• Set problem: Copy all lines in which the word "doch" can be found.

• Data entries:
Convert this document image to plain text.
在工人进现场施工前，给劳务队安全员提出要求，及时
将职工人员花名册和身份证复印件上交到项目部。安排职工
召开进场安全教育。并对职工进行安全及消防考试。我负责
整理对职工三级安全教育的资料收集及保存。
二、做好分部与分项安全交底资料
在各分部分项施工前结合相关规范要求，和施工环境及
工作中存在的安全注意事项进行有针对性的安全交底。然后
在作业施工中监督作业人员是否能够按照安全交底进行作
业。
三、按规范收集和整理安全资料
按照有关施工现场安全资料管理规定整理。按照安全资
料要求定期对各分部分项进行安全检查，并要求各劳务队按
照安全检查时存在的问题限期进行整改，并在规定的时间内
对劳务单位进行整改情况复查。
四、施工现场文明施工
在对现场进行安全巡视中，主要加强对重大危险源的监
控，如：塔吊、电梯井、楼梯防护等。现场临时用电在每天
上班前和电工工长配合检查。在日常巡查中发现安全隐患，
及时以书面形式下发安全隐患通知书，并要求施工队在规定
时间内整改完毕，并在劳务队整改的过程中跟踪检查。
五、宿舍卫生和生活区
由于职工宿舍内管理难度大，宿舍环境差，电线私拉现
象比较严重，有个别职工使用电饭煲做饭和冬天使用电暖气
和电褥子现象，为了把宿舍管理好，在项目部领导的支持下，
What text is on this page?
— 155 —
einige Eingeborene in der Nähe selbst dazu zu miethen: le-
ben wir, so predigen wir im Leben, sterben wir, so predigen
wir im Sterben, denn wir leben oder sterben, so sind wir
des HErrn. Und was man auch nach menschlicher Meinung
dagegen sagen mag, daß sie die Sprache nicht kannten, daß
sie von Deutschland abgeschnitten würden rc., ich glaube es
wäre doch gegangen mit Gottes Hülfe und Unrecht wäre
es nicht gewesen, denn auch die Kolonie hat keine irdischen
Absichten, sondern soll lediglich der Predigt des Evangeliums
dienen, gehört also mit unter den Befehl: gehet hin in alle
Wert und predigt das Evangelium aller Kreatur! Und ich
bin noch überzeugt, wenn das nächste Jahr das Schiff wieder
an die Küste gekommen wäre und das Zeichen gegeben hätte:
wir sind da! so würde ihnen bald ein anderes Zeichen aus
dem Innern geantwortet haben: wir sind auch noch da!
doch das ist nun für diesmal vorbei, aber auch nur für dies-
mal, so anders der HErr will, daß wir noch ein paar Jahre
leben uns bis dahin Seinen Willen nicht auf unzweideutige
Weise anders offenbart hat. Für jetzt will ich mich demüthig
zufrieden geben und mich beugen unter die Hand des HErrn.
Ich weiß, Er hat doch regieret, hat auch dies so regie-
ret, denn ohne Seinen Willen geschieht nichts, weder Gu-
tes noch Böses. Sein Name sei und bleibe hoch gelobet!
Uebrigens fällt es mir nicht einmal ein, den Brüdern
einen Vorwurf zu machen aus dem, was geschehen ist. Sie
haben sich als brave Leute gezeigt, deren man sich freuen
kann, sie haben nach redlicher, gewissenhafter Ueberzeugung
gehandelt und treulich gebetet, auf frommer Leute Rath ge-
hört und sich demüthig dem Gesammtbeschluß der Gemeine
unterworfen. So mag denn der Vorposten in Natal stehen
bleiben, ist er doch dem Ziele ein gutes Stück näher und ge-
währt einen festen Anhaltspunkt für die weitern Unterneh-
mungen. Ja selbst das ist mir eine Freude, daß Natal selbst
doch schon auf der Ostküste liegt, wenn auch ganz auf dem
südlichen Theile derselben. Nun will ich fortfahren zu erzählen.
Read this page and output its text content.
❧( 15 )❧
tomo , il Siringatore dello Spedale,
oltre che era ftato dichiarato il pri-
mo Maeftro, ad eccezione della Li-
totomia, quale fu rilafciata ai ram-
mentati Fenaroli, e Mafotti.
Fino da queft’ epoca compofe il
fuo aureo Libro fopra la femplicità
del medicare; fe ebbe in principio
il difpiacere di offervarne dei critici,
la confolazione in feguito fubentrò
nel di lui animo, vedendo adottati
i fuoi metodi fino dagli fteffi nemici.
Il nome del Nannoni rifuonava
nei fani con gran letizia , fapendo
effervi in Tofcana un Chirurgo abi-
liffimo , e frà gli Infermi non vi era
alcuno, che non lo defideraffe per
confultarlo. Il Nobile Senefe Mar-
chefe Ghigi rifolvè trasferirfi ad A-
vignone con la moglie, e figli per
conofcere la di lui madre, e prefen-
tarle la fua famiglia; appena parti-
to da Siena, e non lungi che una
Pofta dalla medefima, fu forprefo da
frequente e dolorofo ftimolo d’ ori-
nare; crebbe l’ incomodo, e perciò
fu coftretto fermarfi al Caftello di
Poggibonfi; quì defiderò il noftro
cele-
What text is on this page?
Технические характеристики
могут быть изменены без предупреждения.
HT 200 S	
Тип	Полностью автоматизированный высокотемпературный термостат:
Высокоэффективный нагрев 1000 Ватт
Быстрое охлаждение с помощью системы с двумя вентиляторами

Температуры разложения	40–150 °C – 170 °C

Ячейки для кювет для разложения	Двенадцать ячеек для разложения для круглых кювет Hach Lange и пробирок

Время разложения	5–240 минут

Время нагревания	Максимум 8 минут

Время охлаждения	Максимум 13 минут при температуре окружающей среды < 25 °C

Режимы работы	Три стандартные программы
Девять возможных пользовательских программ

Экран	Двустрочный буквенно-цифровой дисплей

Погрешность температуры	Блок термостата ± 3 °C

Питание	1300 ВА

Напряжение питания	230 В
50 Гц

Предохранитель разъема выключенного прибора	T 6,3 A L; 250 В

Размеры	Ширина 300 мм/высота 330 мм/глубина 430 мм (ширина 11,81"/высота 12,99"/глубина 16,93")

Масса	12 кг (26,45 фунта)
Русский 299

• Response to this exercise:
wäre doch gegangen mit Gottes Hülfe und Unrecht wäre
doch das ist nun für diesmal vorbei, aber auch nur für dies-
Ich weiß, Er hat doch regieret, hat auch dies so regie-
bleiben, ist er doch dem Ziele ein gutes Stück näher und ge-
doch schon auf der Ostküste liegt, wenn auch ganz auf dem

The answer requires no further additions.